> [Required work]
Transcribe exactly the stretch of lines beginning at the one containing "Transcribe the text in this document." and closing with the last line of the entries below. Omit images.

++++++

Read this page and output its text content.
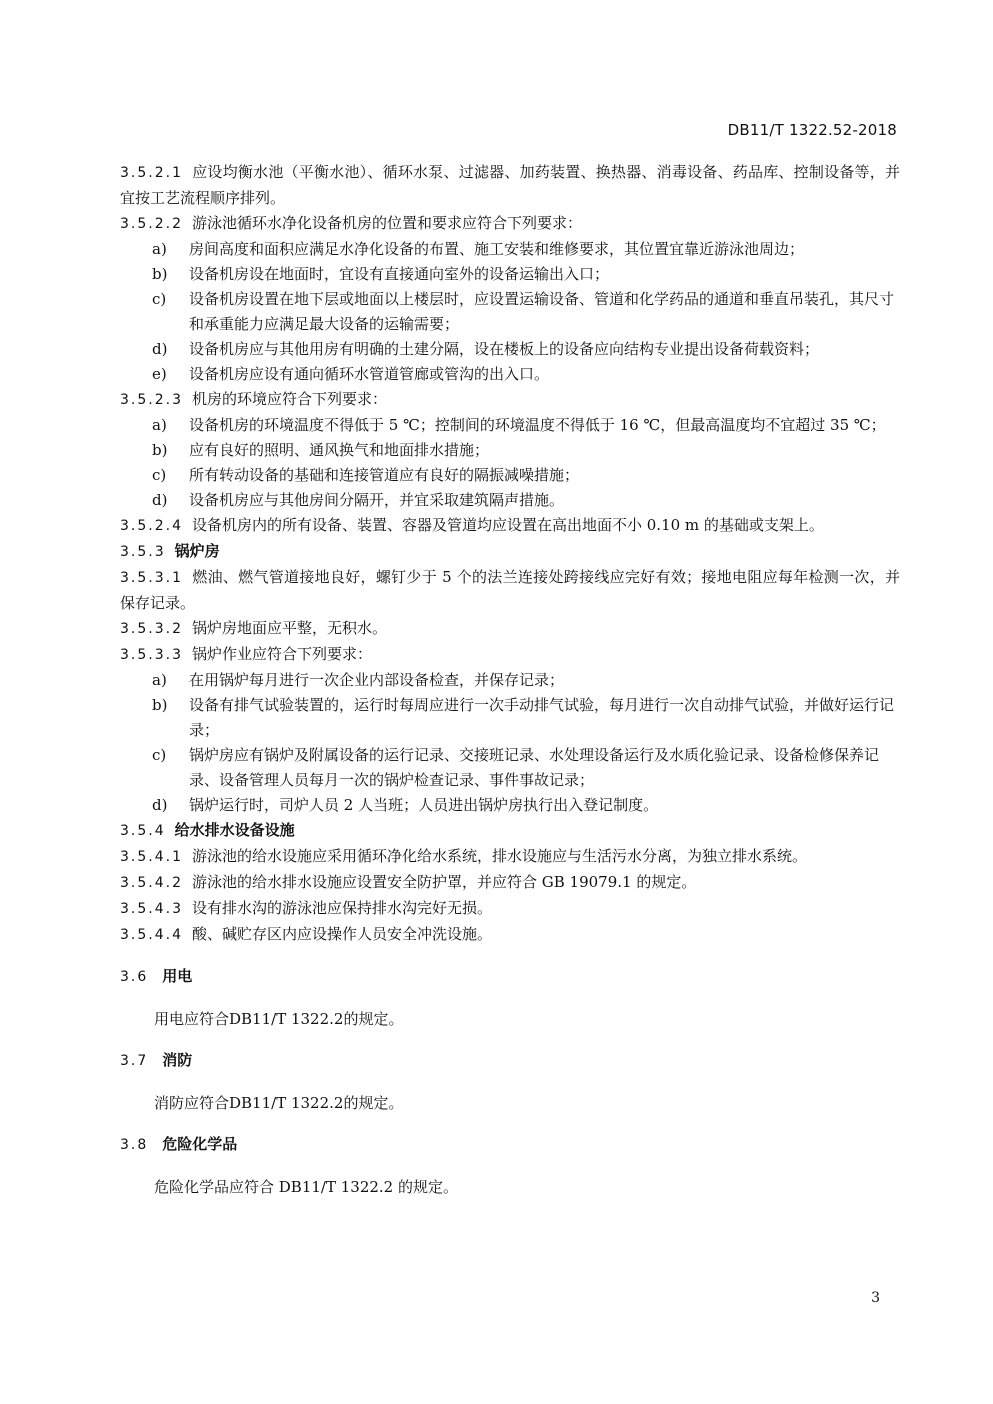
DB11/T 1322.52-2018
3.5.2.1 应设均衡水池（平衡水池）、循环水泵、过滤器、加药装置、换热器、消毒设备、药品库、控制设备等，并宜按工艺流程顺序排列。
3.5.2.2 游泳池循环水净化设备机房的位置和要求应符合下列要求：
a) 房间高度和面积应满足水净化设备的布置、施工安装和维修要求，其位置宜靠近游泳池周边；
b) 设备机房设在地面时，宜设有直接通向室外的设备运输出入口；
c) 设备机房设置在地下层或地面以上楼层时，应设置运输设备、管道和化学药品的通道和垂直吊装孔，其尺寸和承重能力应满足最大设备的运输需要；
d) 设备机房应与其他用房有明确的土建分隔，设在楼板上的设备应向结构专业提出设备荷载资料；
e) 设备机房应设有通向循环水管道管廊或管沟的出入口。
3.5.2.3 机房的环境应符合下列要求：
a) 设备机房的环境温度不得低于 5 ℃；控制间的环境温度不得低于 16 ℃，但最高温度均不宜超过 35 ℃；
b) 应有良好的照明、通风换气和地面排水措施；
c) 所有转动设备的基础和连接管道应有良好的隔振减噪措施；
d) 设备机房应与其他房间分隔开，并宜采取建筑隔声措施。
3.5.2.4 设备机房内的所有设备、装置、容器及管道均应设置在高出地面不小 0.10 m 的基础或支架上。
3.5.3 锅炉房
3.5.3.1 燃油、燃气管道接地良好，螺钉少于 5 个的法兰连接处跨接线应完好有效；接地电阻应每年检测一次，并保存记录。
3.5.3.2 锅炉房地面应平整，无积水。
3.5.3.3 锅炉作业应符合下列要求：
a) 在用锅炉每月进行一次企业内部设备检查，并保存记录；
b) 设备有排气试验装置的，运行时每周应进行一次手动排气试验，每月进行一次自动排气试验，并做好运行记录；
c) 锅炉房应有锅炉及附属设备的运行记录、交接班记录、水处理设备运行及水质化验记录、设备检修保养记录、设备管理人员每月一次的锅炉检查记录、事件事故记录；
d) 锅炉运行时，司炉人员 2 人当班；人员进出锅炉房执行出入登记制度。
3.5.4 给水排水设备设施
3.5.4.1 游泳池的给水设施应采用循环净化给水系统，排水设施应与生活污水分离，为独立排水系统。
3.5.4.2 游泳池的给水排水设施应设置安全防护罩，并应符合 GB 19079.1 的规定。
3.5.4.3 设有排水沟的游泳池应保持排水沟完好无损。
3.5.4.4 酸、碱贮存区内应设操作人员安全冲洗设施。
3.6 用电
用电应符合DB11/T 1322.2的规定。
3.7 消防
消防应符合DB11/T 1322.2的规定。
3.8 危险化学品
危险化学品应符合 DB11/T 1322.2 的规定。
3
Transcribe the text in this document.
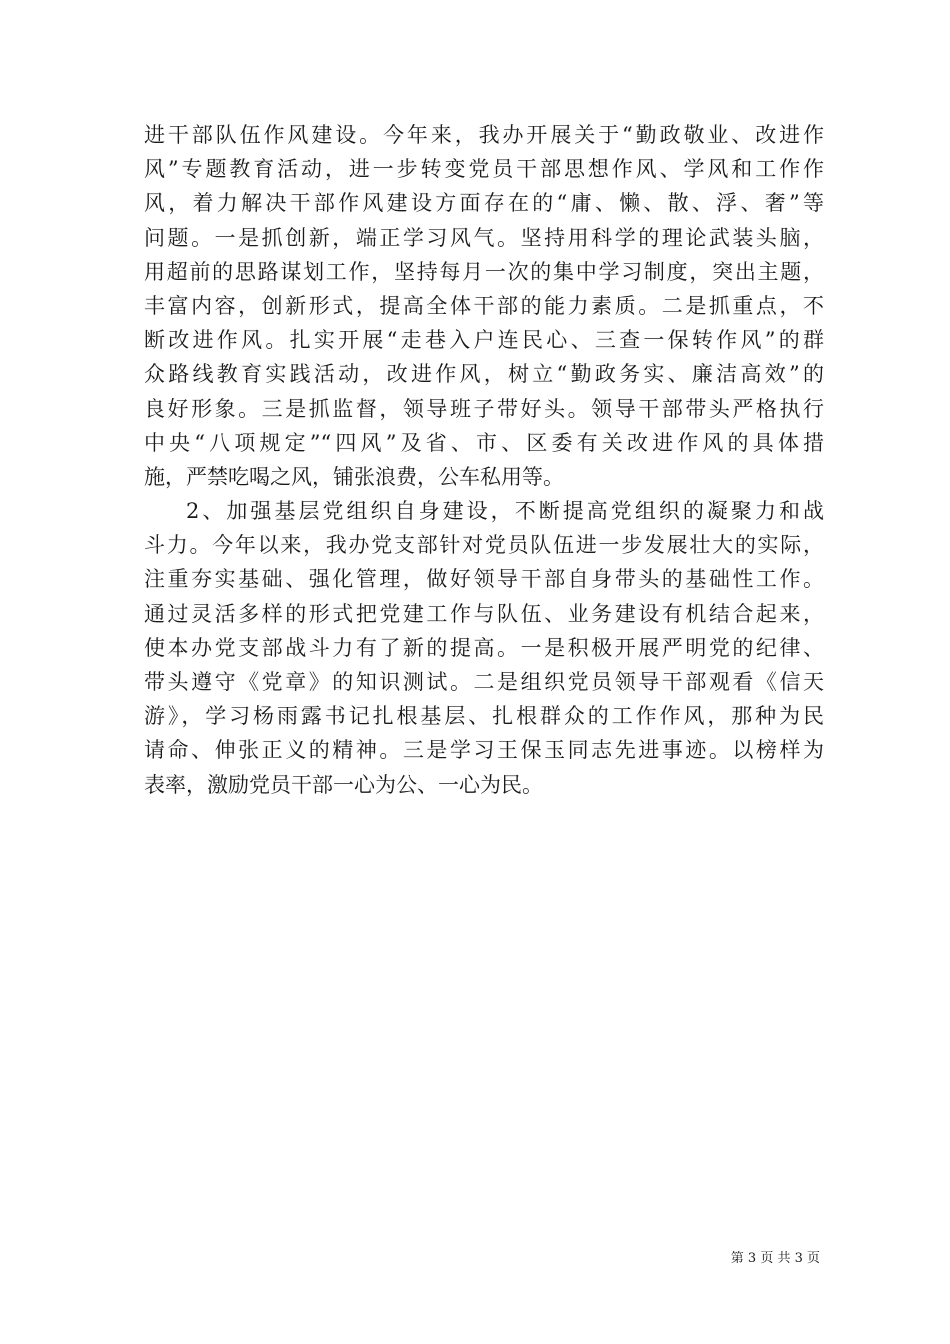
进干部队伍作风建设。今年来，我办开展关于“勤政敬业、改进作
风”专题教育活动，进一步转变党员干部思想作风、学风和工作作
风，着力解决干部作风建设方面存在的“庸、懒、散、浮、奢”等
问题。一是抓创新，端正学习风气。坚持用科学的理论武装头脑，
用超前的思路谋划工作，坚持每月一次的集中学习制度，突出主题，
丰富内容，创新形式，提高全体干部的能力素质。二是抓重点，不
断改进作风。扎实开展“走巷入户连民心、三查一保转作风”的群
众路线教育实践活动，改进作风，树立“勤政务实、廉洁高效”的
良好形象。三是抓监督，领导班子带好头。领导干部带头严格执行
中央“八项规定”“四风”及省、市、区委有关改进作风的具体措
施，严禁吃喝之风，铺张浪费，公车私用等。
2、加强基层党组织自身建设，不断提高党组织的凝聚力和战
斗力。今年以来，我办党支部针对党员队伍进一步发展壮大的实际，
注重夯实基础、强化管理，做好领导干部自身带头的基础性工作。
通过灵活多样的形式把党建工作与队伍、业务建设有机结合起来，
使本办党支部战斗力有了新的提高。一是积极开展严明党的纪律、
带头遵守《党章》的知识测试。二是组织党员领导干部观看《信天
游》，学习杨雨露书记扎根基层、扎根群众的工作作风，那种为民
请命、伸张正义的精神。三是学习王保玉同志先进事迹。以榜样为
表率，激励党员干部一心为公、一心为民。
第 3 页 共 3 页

++++++

> [Solution for this problem]
Transcribe the text in this document.
进干部队伍作风建设。今年来，我办开展关于“勤政敬业、改进作
风”专题教育活动，进一步转变党员干部思想作风、学风和工作作
风，着力解决干部作风建设方面存在的“庸、懒、散、浮、奢”等
问题。一是抓创新，端正学习风气。坚持用科学的理论武装头脑，
用超前的思路谋划工作，坚持每月一次的集中学习制度，突出主题，
丰富内容，创新形式，提高全体干部的能力素质。二是抓重点，不
断改进作风。扎实开展“走巷入户连民心、三查一保转作风”的群
众路线教育实践活动，改进作风，树立“勤政务实、廉洁高效”的
良好形象。三是抓监督，领导班子带好头。领导干部带头严格执行
中央“八项规定”“四风”及省、市、区委有关改进作风的具体措
施，严禁吃喝之风，铺张浪费，公车私用等。
2、加强基层党组织自身建设，不断提高党组织的凝聚力和战
斗力。今年以来，我办党支部针对党员队伍进一步发展壮大的实际，
注重夯实基础、强化管理，做好领导干部自身带头的基础性工作。
通过灵活多样的形式把党建工作与队伍、业务建设有机结合起来，
使本办党支部战斗力有了新的提高。一是积极开展严明党的纪律、
带头遵守《党章》的知识测试。二是组织党员领导干部观看《信天
游》，学习杨雨露书记扎根基层、扎根群众的工作作风，那种为民
请命、伸张正义的精神。三是学习王保玉同志先进事迹。以榜样为
表率，激励党员干部一心为公、一心为民。
第 3 页 共 3 页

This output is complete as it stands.